## Start Task input

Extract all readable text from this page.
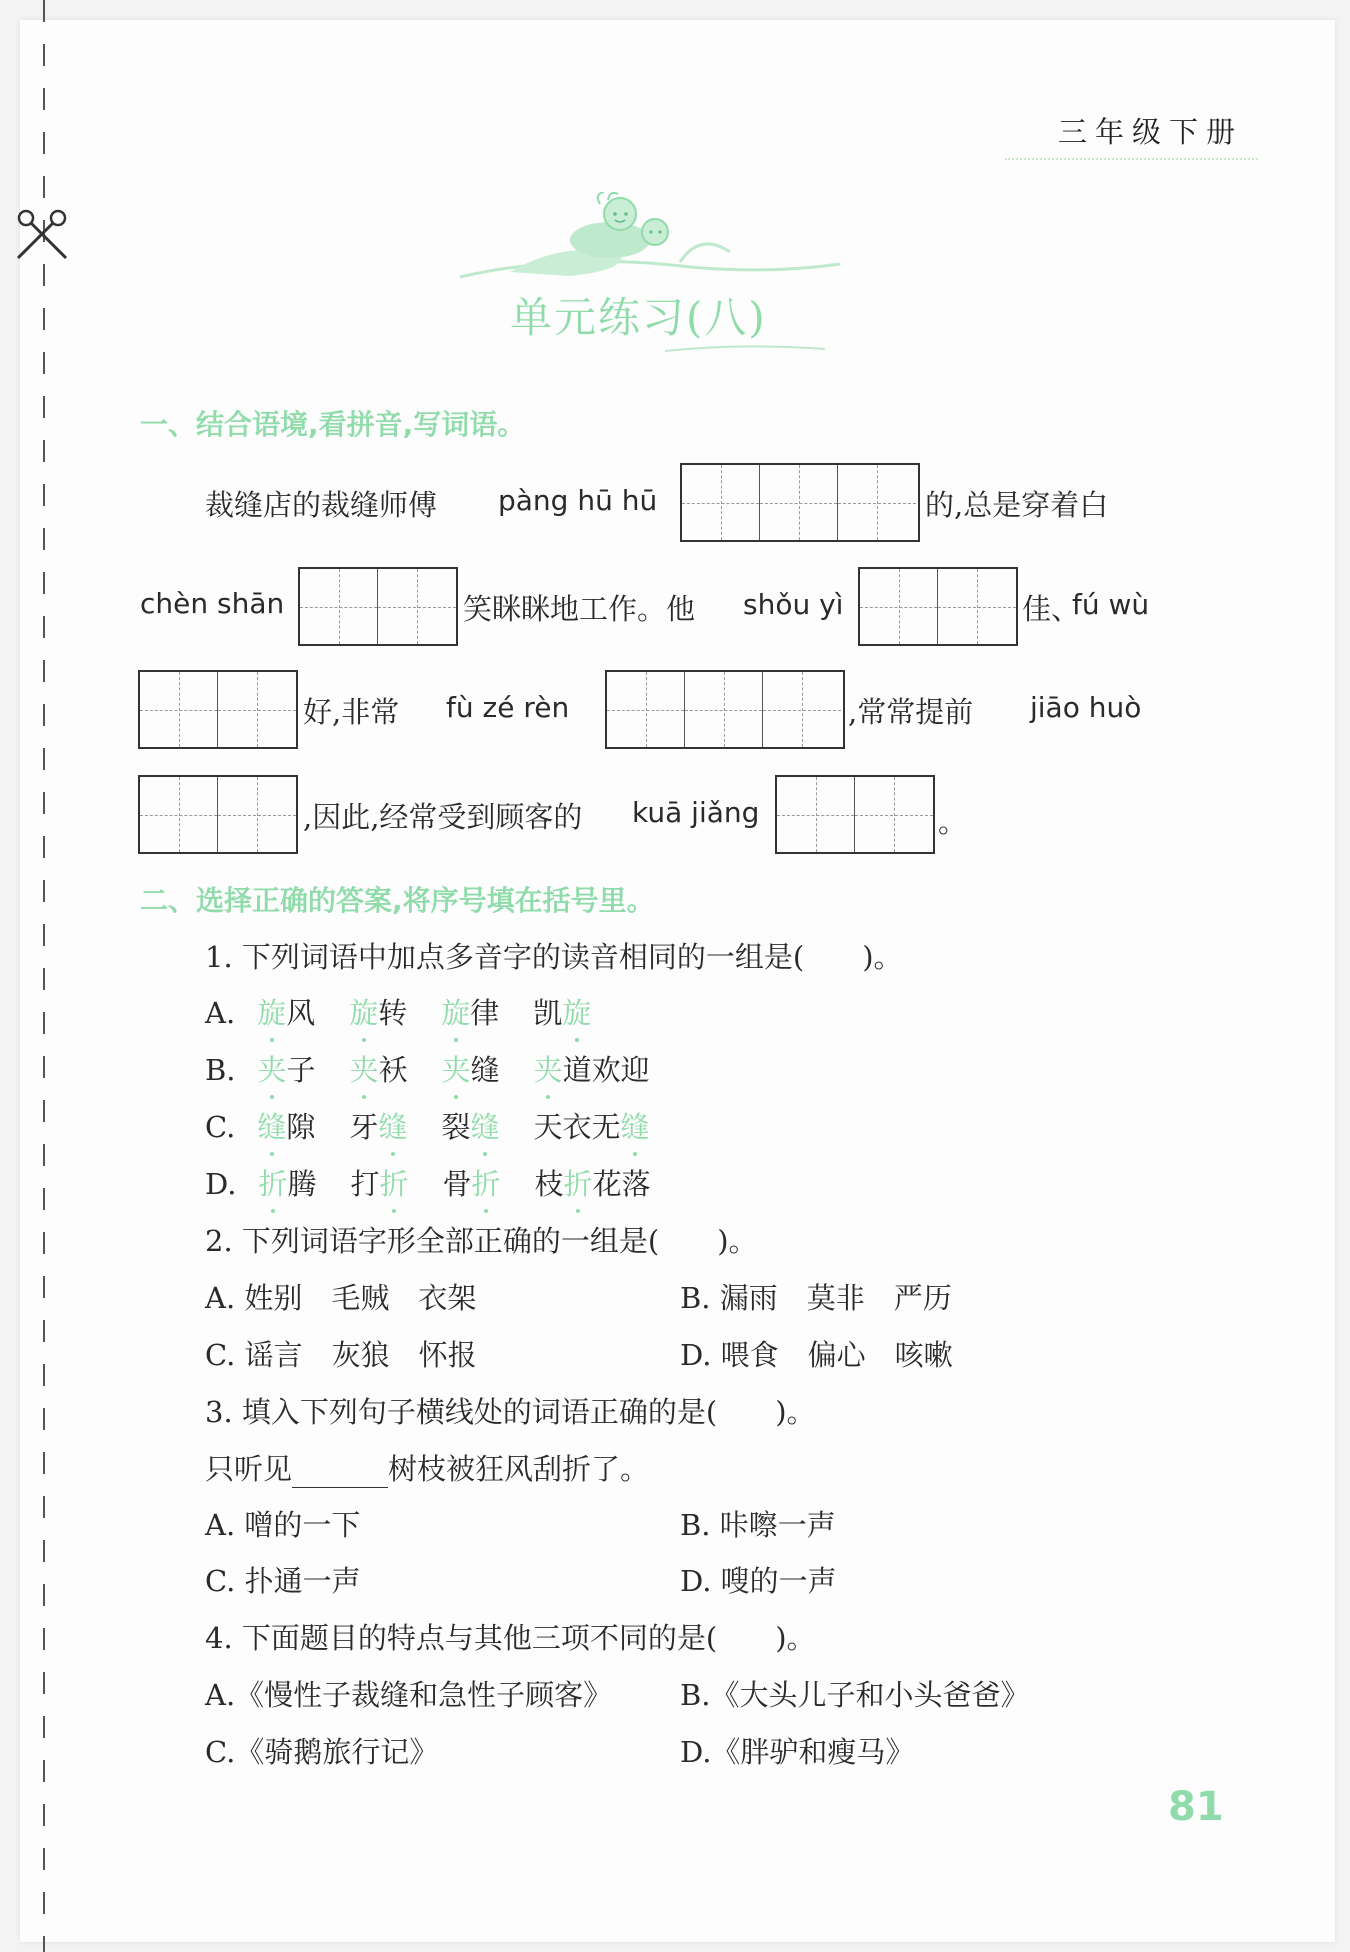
三年级下册
单元练习(八)
一、结合语境,看拼音,写词语。
裁缝店的裁缝师傅 pàng hū hū	的,总是穿着白
chèn shān	笑眯眯地工作。他 shǒu yì	佳、
fú wù
好,非常 fù zé rèn	,常常提前 jiāo huò
,因此,经常受到顾客的 kuā jiǎng	。
二、选择正确的答案,将序号填在括号里。
1. 下列词语中加点多音字的读音相同的一组是(　　)。
A. 旋风 旋转 旋律 凯旋
B. 夹子 夹袄 夹缝 夹道欢迎
C. 缝隙 牙缝 裂缝 天衣无缝
D. 折腾 打折 骨折 枝折花落
2. 下列词语字形全部正确的一组是(　　)。
A. 姓别　毛贼　衣架	B. 漏雨　莫非　严历
C. 谣言　灰狼　怀报	D. 喂食　偏心　咳嗽
3. 填入下列句子横线处的词语正确的是(　　)。
只听见	树枝被狂风刮折了。
A. 噌的一下	B. 咔嚓一声
C. 扑通一声	D. 嗖的一声
4. 下面题目的特点与其他三项不同的是(　　)。
A.《慢性子裁缝和急性子顾客》 B.《大头儿子和小头爸爸》
C.《骑鹅旅行记》	D.《胖驴和瘦马》
81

## End Task input

Return all of the entries exactly as written, but drop any pictures they hold.

**Correct output:**
Extract all readable text from this page.
三年级下册
单元练习(八)
一、结合语境,看拼音,写词语。
裁缝店的裁缝师傅 pàng hū hū	的,总是穿着白
chèn shān	笑眯眯地工作。他 shǒu yì	佳、
fú wù
好,非常 fù zé rèn	,常常提前 jiāo huò
,因此,经常受到顾客的 kuā jiǎng	。
二、选择正确的答案,将序号填在括号里。
1. 下列词语中加点多音字的读音相同的一组是(　　)。
A. 旋风 旋转 旋律 凯旋
B. 夹子 夹袄 夹缝 夹道欢迎
C. 缝隙 牙缝 裂缝 天衣无缝
D. 折腾 打折 骨折 枝折花落
2. 下列词语字形全部正确的一组是(　　)。
A. 姓别　毛贼　衣架	B. 漏雨　莫非　严历
C. 谣言　灰狼　怀报	D. 喂食　偏心　咳嗽
3. 填入下列句子横线处的词语正确的是(　　)。
只听见	树枝被狂风刮折了。
A. 噌的一下	B. 咔嚓一声
C. 扑通一声	D. 嗖的一声
4. 下面题目的特点与其他三项不同的是(　　)。
A.《慢性子裁缝和急性子顾客》 B.《大头儿子和小头爸爸》
C.《骑鹅旅行记》	D.《胖驴和瘦马》
81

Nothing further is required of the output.